= Stated goal =
Rewrite the entries from the start through the line that contains "- y-tick-label: 60: [10, 9, 48, 47]", swapping "category-label" for "x-tick-label" and leaving everything else unchanged.

= = =

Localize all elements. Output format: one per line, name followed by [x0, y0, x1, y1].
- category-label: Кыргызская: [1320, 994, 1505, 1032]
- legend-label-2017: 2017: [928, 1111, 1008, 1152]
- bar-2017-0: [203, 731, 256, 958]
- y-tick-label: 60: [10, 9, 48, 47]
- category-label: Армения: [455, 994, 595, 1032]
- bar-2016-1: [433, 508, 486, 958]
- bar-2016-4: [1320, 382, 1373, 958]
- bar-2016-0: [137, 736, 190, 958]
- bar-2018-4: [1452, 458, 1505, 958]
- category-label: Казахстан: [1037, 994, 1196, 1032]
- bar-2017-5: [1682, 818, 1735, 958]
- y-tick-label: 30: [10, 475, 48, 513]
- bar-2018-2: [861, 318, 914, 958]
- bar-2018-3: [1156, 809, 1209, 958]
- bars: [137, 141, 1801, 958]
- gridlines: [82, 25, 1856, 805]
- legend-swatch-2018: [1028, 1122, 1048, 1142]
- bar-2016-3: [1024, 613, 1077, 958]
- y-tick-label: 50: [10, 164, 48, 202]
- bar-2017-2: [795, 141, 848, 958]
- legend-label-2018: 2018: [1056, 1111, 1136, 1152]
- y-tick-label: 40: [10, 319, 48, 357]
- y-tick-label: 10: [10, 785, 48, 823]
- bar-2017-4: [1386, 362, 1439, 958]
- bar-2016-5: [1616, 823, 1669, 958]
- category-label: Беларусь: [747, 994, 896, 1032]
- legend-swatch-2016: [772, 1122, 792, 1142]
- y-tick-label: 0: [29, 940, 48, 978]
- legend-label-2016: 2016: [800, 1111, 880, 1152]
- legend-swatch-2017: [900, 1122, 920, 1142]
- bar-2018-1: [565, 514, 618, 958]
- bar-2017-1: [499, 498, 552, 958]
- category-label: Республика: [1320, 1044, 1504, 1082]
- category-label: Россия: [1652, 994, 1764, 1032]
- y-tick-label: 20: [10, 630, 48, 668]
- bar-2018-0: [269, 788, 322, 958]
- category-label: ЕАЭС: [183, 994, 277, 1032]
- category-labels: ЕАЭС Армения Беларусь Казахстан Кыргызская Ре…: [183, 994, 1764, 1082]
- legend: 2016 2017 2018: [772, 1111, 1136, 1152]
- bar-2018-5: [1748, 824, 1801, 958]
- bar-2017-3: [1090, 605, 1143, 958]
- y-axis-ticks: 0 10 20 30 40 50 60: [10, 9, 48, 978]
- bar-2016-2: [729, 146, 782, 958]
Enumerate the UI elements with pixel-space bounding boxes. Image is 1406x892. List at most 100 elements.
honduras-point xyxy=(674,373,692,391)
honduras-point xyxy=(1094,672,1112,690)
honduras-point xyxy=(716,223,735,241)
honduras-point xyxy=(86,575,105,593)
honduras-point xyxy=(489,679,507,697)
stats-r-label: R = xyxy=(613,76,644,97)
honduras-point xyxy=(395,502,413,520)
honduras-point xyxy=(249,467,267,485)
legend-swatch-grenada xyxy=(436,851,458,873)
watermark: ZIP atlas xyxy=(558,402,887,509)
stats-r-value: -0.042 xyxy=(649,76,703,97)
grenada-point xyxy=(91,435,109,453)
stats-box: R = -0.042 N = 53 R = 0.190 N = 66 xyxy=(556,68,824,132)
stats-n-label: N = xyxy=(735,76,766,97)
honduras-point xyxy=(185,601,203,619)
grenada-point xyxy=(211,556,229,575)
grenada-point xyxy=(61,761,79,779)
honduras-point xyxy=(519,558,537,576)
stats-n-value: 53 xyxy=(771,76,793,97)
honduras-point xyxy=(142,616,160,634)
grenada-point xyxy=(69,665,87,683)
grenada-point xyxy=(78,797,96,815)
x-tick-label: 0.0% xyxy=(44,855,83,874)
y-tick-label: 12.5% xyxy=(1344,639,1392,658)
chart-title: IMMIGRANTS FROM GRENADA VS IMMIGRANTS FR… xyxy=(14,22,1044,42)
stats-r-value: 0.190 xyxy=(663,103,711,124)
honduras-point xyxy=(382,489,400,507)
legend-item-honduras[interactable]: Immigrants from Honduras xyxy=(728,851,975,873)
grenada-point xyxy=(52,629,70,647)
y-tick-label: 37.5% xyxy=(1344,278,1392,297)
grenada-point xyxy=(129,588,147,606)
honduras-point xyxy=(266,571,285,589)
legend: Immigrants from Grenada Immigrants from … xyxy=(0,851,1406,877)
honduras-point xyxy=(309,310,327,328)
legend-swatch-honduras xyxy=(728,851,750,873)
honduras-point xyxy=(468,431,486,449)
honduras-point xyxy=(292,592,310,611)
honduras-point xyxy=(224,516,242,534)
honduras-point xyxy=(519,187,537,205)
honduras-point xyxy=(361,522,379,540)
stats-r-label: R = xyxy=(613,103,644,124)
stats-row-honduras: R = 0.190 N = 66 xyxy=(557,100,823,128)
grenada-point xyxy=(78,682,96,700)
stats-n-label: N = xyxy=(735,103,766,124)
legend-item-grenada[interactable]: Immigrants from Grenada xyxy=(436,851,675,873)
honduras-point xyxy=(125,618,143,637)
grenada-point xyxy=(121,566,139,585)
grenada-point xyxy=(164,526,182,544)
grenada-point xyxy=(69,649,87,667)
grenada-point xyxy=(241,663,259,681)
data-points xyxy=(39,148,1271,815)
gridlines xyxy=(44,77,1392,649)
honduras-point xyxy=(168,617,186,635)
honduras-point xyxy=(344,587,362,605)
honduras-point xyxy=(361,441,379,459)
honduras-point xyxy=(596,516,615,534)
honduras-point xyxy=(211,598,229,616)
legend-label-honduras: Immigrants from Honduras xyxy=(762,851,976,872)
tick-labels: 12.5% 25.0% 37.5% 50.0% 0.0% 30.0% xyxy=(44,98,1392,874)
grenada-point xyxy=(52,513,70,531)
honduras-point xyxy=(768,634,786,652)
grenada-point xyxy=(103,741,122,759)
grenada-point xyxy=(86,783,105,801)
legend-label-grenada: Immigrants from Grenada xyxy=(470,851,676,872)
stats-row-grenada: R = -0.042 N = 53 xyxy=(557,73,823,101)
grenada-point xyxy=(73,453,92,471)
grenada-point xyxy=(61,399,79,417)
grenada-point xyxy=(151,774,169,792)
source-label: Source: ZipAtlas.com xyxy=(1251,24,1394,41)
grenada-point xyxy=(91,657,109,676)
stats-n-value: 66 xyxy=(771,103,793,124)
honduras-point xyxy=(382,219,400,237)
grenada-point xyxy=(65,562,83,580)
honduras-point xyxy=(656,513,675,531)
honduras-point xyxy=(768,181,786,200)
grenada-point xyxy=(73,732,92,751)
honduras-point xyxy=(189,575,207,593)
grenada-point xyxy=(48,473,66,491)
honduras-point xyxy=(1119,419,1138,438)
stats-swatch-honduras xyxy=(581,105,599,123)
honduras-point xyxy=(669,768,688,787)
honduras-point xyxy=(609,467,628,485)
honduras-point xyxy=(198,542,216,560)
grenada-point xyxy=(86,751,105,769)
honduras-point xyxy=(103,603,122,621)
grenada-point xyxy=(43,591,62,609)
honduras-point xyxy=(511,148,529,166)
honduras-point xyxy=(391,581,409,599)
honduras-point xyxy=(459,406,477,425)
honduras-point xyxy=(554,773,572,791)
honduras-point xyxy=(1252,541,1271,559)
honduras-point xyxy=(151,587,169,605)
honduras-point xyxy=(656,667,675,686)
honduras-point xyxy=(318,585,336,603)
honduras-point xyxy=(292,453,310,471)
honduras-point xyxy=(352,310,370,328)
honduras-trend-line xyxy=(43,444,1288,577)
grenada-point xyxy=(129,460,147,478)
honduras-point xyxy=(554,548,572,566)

= = =

= Answer to the task =
Localize all elements. Output format: one per line, name followed by [x0, y0, x1, y1].
- x-tick-label: Кыргызская: [1320, 994, 1505, 1032]
- legend-label-2017: 2017: [928, 1111, 1008, 1152]
- bar-2017-0: [203, 731, 256, 958]
- y-tick-label: 60: [10, 9, 48, 47]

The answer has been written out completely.